● **Text excerpt**
====

The example vehicle 100 can include a sensing system 110. The sensing system 110 can include various electromagnetic (e.g., optical) and non-electromagnetic (e.g., acoustic) sensing subsystems and/or devices. The sensing system 110 can include a radar (or multiple radars) 112, which can be any system that utilizes radio or microwave frequency signals to sense objects within the driving environment 101 of the vehicle 100. The radar(s) 112 can be configured to sense both the spatial locations of the objects and velocities of the objects (e.g., using the Doppler shift technology). Hereinafter, “velocity” refers to both how fast the object is moving (the speed of the object) as well as the direction of the object's motion. In some implementations, the sensing system 110 can include a lidar 114, which can be a laser-based unit capable of determining distances to the objects (including their spatial dimensions) and velocities of the objects in the driving environment 101. Each of radar 112 and lidar 114 can include a coherent sensor, such as a frequency-modulated continuous-wave (FMCW) lidar or radar sensor. For example, radar 112 can use heterodyne detection for velocity determination. In some implementations, the functionality of a ToF and coherent radar is combined into a radar unit capable of simultaneously determining both the distance to and the radial velocity of the reflecting object. Such a unit can be configured to operate in an incoherent sensing mode (ToF mode) and/or a coherent sensing mode (e.g., a mode that uses heterodyne detection) or both modes at the same time. In some implementations, multiple radars 112 or lidars 114 can be mounted on vehicle 100.

Lidar 114 can include one or more light sources producing and emitting signals and one or more detectors of the signals reflected back from the objects. In some implementations, lidar 114 can perform a 360-degree scanning in a horizontal direction. In some implementations, lidar 114 can be capable of spatial scanning along both the horizontal and vertical directions. In some implementations, the field of view can be up to 90 degrees in the vertical direction (e.g., with at least a part of the region above the horizon being scanned with lidar signals). In some implementations, the field of view can be a full sphere (consisting of two hemispheres).

The sensing system 110 can further include one or more cameras 118 to capture images of the driving environment 101. The images can be two-dimensional projections of the driving environment 101 (or parts of the driving environment 101) onto an imaging surface (flat or non-flat) of the camera(s). Some of the cameras 118 of the sensing system 110 can be video cameras configured to capture a continuous (or quasi-continuous) stream of images of the driving environment 101. The sensing system 110 can also include one or more infrared (IR) sensors 119. The sensing system 110 can further include one or more microphone sensors 116 that can be used to capture audio data for the driving environment, e.g., sirens and other sounds of emergency vehicles.

The sensing data obtained by the sensing system 110 can be processed by a data processing system 120 of vehicle 100. For example, the data processing system 120 can include a perception and planning system 130. The perception and planning system 130 can be configured to detect and track objects in the driving environment 101 and to recognize the detected objects. For example, perception and planning system 130 can analyze images captured by the cameras 118 and can be capable of detecting traffic light signals, road signs, roadway layouts (e.g., boundaries of traffic lanes, topologies of intersections, designations of parking places, and so on), presence of obstacles, and the like. Perception and planning system 130 can further receive radar sensing data (Doppler data and ToF data) and determine distances to various objects in the driving environment 101 and velocities (radial and, in some implementations, transverse, as described below) of such objects. In some implementations, perception and planning system 130 can use radar data in combination with the data captured by the camera(s) 118, as described in more detail below.

====

● **Stored records**
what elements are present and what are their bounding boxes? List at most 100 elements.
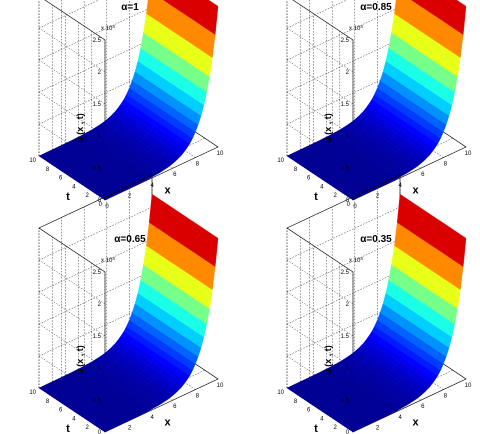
t-tick-label: 10 <box>277 390 284 396</box>
x-tick-label: 6 <box>421 172 425 178</box>
z-exponent: 4 <box>360 256 363 261</box>
x-tick-label: 8 <box>444 394 448 400</box>
x-axis-label: x <box>412 185 419 197</box>
x-tick-label: 8 <box>196 394 200 400</box>
surface-patch <box>418 0 432 13</box>
t-tick-label: 2 <box>85 193 89 199</box>
surface-patch <box>451 230 467 267</box>
x-tick-label: 4 <box>399 415 403 421</box>
t-tick-label: 2 <box>85 425 89 431</box>
x-tick-label: 8 <box>196 162 200 168</box>
t-tick-label: 4 <box>72 416 76 422</box>
z-exponent: 4 <box>360 24 363 29</box>
z-tick-label: 1.5 <box>341 102 350 108</box>
surface-plot-panel: α=0.85 0 0.5 1 1.5 2 2.5 x 104 0 2 4 6 8 10 0 2 4 6 8 10 x t u… <box>277 0 472 210</box>
z-tick-label: 2.5 <box>341 38 350 44</box>
surface-patch <box>411 0 420 6</box>
t-tick-label: 4 <box>320 416 324 422</box>
z-tick-label: 0.5 <box>341 398 350 404</box>
surface-patch <box>451 0 467 35</box>
x-tick-label: 0 <box>105 204 109 210</box>
t-tick-label: 2 <box>333 193 337 199</box>
t-tick-label: 6 <box>307 408 311 414</box>
t-tick-label: 10 <box>277 158 284 164</box>
t-tick-label: 10 <box>29 390 36 396</box>
z-tick-label: 2.5 <box>93 38 102 44</box>
z-tick-label: 0 <box>346 198 350 204</box>
z-exponent-label: x 104 <box>349 256 363 264</box>
z-tick-label: 1 <box>98 366 102 372</box>
wall-gridline <box>292 0 354 41</box>
wall-gridline <box>38 27 106 73</box>
z-tick-label: 1 <box>98 134 102 140</box>
x-tick-label: 10 <box>465 383 472 389</box>
t-tick-label: 0 <box>347 202 351 208</box>
z-tick-label: 2 <box>98 302 102 308</box>
z-axis-label: u (x , t) <box>323 345 333 375</box>
t-tick-label: 6 <box>59 176 63 182</box>
z-tick-label: 0 <box>346 430 350 434</box>
z-exponent: 4 <box>112 24 115 29</box>
z-tick-label: 1 <box>346 366 350 372</box>
surface-plot-panel: α=1 0 0.5 1 1.5 2 2.5 x 104 0 2 4 6 8 10 0 2 4 6 8 10 x t u (x… <box>29 0 224 210</box>
z-tick-label: 1 <box>346 134 350 140</box>
wall-gridline <box>44 0 106 41</box>
z-exponent-label: x 104 <box>101 24 115 32</box>
x-tick-label: 6 <box>173 404 177 410</box>
t-axis-label: t <box>66 191 70 203</box>
t-axis-label: t <box>314 423 318 434</box>
wall-gridline <box>38 59 106 105</box>
x-tick-label: 8 <box>444 162 448 168</box>
t-tick-label: 10 <box>29 158 36 164</box>
t-tick-label: 6 <box>59 408 63 414</box>
surface-plot-panel: α=0.65 0 0.5 1 1.5 2 2.5 x 104 0 2 4 6 8 10 0 2 4 6 8 10 x t u… <box>29 174 224 434</box>
plot-title: α=1 <box>121 2 139 13</box>
t-tick-label: 4 <box>320 184 324 190</box>
z-axis-label: u (x , t) <box>75 345 85 375</box>
x-tick-label: 4 <box>399 183 403 189</box>
t-tick-label: 6 <box>307 176 311 182</box>
t-tick-label: 2 <box>333 425 337 431</box>
t-tick-label: 8 <box>46 167 50 173</box>
x-tick-label: 2 <box>128 425 132 431</box>
t-tick-label: 8 <box>294 167 298 173</box>
wall-gridline <box>38 259 106 305</box>
x-tick-label: 2 <box>376 193 380 199</box>
x-axis-label: x <box>164 417 171 429</box>
x-tick-label: 0 <box>353 204 357 210</box>
t-tick-label: 8 <box>46 399 50 405</box>
wall-gridline <box>286 27 354 73</box>
t-axis-label: t <box>314 191 318 203</box>
surface-patch <box>203 230 219 267</box>
x-tick-label: 2 <box>376 425 380 431</box>
z-tick-label: 2 <box>346 302 350 308</box>
z-axis-label: u (x , t) <box>323 113 333 143</box>
wall-gridline <box>38 291 106 337</box>
t-tick-label: 0 <box>99 202 103 208</box>
wall-gridline <box>286 291 354 337</box>
z-tick-label: 0 <box>98 430 102 434</box>
plot-title: α=0.65 <box>114 234 146 245</box>
z-tick-label: 2.5 <box>341 270 350 276</box>
x-tick-label: 10 <box>217 151 224 157</box>
surface-patch <box>203 0 219 35</box>
plot-title: α=0.35 <box>360 234 392 245</box>
z-tick-label: 2 <box>98 70 102 76</box>
z-exponent-label: x 104 <box>101 256 115 264</box>
x-tick-label: 6 <box>421 404 425 410</box>
x-tick-label: 4 <box>151 415 155 421</box>
surface-plot-panel: α=0.35 0 0.5 1 1.5 2 2.5 x 104 0 2 4 6 8 10 0 2 4 6 8 10 x t u… <box>277 174 472 434</box>
t-axis-label: t <box>66 423 70 434</box>
wall-gridline <box>286 259 354 305</box>
z-exponent-label: x 104 <box>349 24 363 32</box>
z-tick-label: 2.5 <box>93 270 102 276</box>
z-tick-label: 0.5 <box>93 398 102 404</box>
z-tick-label: 1.5 <box>93 102 102 108</box>
z-tick-label: 0.5 <box>341 166 350 172</box>
t-tick-label: 8 <box>294 399 298 405</box>
surface-patch <box>163 0 172 6</box>
z-tick-label: 1.5 <box>93 334 102 340</box>
t-tick-label: 4 <box>72 184 76 190</box>
x-tick-label: 6 <box>173 172 177 178</box>
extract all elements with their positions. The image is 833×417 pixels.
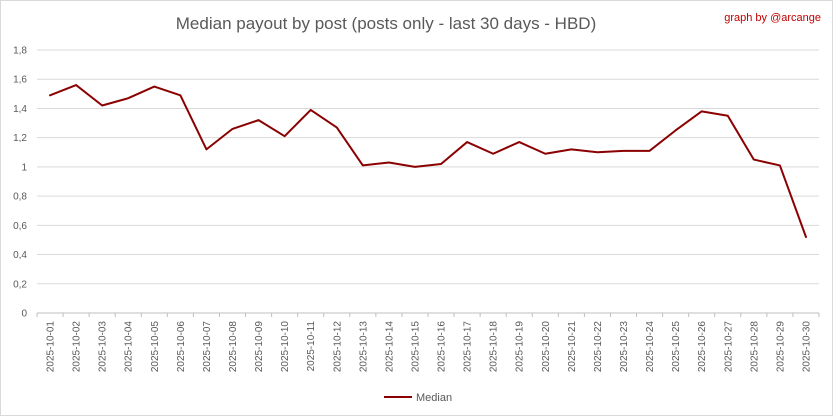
data-point [412,164,417,169]
data-point [465,140,470,145]
x-tick-label: 2025-10-26 [697,321,708,373]
series-layer [48,83,808,240]
data-point [439,161,444,166]
y-tick-label: 1,6 [13,75,27,86]
series-line-median [49,84,807,239]
data-point [517,140,522,145]
x-tick-label: 2025-10-04 [124,321,135,373]
legend-label-median: Median [416,392,452,404]
x-tick-label: 2025-10-07 [202,321,213,373]
data-point [126,96,131,101]
data-point [803,235,808,240]
x-tick-label: 2025-10-13 [358,321,369,373]
x-tick-label: 2025-10-09 [254,321,265,373]
y-tick-label: 1,8 [13,46,27,57]
data-point [725,113,730,118]
data-point [595,150,600,155]
y-tick-label: 1,2 [13,133,27,144]
x-tick-label: 2025-10-17 [463,321,474,373]
x-tick-label: 2025-10-20 [541,321,552,373]
data-point [204,147,209,152]
data-point [178,93,183,98]
x-tick-label: 2025-10-16 [437,321,448,373]
y-tick-label: 0,6 [13,221,27,232]
data-point [621,148,626,153]
x-tick-label: 2025-10-24 [645,321,656,373]
legend: Median [384,392,452,404]
data-point [491,151,496,156]
x-tick-label: 2025-10-01 [46,321,57,373]
y-tick-label: 0,4 [13,250,27,261]
chart-credit: graph by @arcange [724,12,821,24]
data-point [569,147,574,152]
data-point [334,125,339,130]
x-tick-label: 2025-10-19 [515,321,526,373]
chart-title: Median payout by post (posts only - last… [176,14,596,33]
data-point [256,118,261,123]
data-point [308,107,313,112]
gridlines [37,49,819,314]
data-point [386,160,391,165]
y-tick-label: 1,4 [13,104,27,115]
x-tick-label: 2025-10-30 [801,321,812,373]
y-tick-label: 0,8 [13,192,27,203]
x-tick-label: 2025-10-25 [671,321,682,373]
x-tick-label: 2025-10-29 [775,321,786,373]
data-point [647,148,652,153]
data-point [673,128,678,133]
x-tick-label: 2025-10-08 [228,321,239,373]
x-tick-label: 2025-10-05 [150,321,161,373]
x-axis-ticks: 2025-10-01 2025-10-02 2025-10-03 2025-10-04… [36,313,820,373]
x-tick-label: 2025-10-11 [306,321,317,372]
x-tick-label: 2025-10-28 [749,321,760,373]
x-tick-label: 2025-10-18 [489,321,500,373]
y-axis-ticks: 0 0,2 0,4 0,6 0,8 1 1,2 1,4 1,6 1,8 [13,46,27,320]
data-point [152,84,157,89]
x-tick-label: 2025-10-27 [723,321,734,373]
data-point [74,83,79,88]
x-tick-label: 2025-10-23 [619,321,630,373]
x-tick-label: 2025-10-02 [72,321,83,373]
x-tick-label: 2025-10-12 [332,321,343,373]
data-point [230,126,235,131]
x-tick-label: 2025-10-03 [98,321,109,373]
data-point [777,163,782,168]
data-point [699,109,704,114]
y-tick-label: 0,2 [13,279,27,290]
data-point [282,134,287,139]
x-tick-label: 2025-10-22 [593,321,604,373]
data-point [100,103,105,108]
y-tick-label: 0 [21,309,27,320]
x-tick-label: 2025-10-10 [280,321,291,373]
x-tick-label: 2025-10-06 [176,321,187,373]
data-point [360,163,365,168]
y-tick-label: 1 [21,162,27,173]
data-point [751,157,756,162]
x-tick-label: 2025-10-15 [410,321,421,373]
x-tick-label: 2025-10-21 [567,321,578,373]
data-point [543,151,548,156]
x-tick-label: 2025-10-14 [384,321,395,373]
data-point [48,93,53,98]
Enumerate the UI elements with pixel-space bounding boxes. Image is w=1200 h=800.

====

● **Directions for this task**
Rewrite the paragraph beginning "Lidar 114 can include" from the vehicle sensing text as a short list that keeps its main facts. The listing is separate material, unrelated to the text on vehicle sensing.

● **Answer below**
- Lidar 114 can have one or more light sources that produce and emit signals, plus one or more detectors for the signals reflected back from objects.
- It can scan 360 degrees horizontally.
- It can scan both horizontally and vertically.
- Its vertical field of view can reach 90 degrees, with at least part of the region above the horizon scanned.
- Its field of view can be a full sphere made of two hemispheres.